— BEGIN —
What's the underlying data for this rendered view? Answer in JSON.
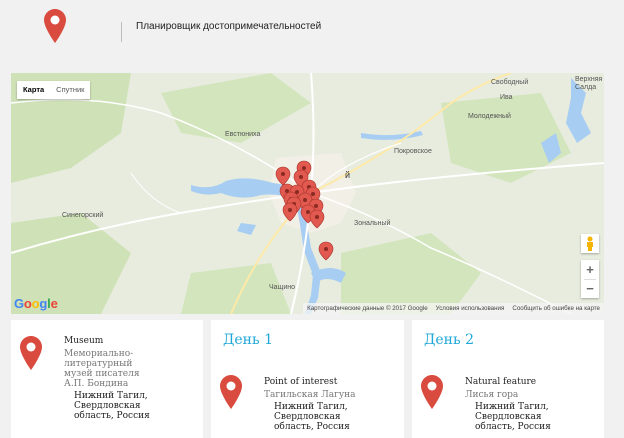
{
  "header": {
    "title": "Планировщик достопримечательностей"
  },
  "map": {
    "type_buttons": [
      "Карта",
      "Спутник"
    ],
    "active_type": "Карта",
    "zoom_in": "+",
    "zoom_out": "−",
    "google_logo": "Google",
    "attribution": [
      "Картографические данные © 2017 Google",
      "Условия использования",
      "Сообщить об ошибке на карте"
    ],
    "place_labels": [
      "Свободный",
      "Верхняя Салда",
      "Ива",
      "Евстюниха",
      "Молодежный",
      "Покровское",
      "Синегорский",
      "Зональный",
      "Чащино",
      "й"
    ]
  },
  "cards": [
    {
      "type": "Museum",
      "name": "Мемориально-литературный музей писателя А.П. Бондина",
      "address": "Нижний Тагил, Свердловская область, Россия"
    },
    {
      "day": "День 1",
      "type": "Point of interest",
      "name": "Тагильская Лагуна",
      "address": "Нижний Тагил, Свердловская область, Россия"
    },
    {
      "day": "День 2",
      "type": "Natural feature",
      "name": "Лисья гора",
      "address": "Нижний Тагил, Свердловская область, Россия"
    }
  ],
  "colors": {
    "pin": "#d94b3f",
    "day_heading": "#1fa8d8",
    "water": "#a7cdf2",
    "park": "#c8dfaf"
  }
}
— END —
The exercise :: Each entry must be retyped word for word, with every image omitted.

Finished answer ::
What's the underlying data for this rendered view? Answer in JSON.
{
  "header": {
    "title": "Планировщик достопримечательностей"
  },
  "map": {
    "type_buttons": [
      "Карта",
      "Спутник"
    ],
    "active_type": "Карта",
    "zoom_in": "+",
    "zoom_out": "−",
    "google_logo": "Google",
    "attribution": [
      "Картографические данные © 2017 Google",
      "Условия использования",
      "Сообщить об ошибке на карте"
    ],
    "place_labels": [
      "Свободный",
      "Верхняя Салда",
      "Ива",
      "Евстюниха",
      "Молодежный",
      "Покровское",
      "Синегорский",
      "Зональный",
      "Чащино",
      "й"
    ]
  },
  "cards": [
    {
      "type": "Museum",
      "name": "Мемориально-литературный музей писателя А.П. Бондина",
      "address": "Нижний Тагил, Свердловская область, Россия"
    },
    {
      "day": "День 1",
      "type": "Point of interest",
      "name": "Тагильская Лагуна",
      "address": "Нижний Тагил, Свердловская область, Россия"
    },
    {
      "day": "День 2",
      "type": "Natural feature",
      "name": "Лисья гора",
      "address": "Нижний Тагил, Свердловская область, Россия"
    }
  ],
  "colors": {
    "pin": "#d94b3f",
    "day_heading": "#1fa8d8",
    "water": "#a7cdf2",
    "park": "#c8dfaf"
  }
}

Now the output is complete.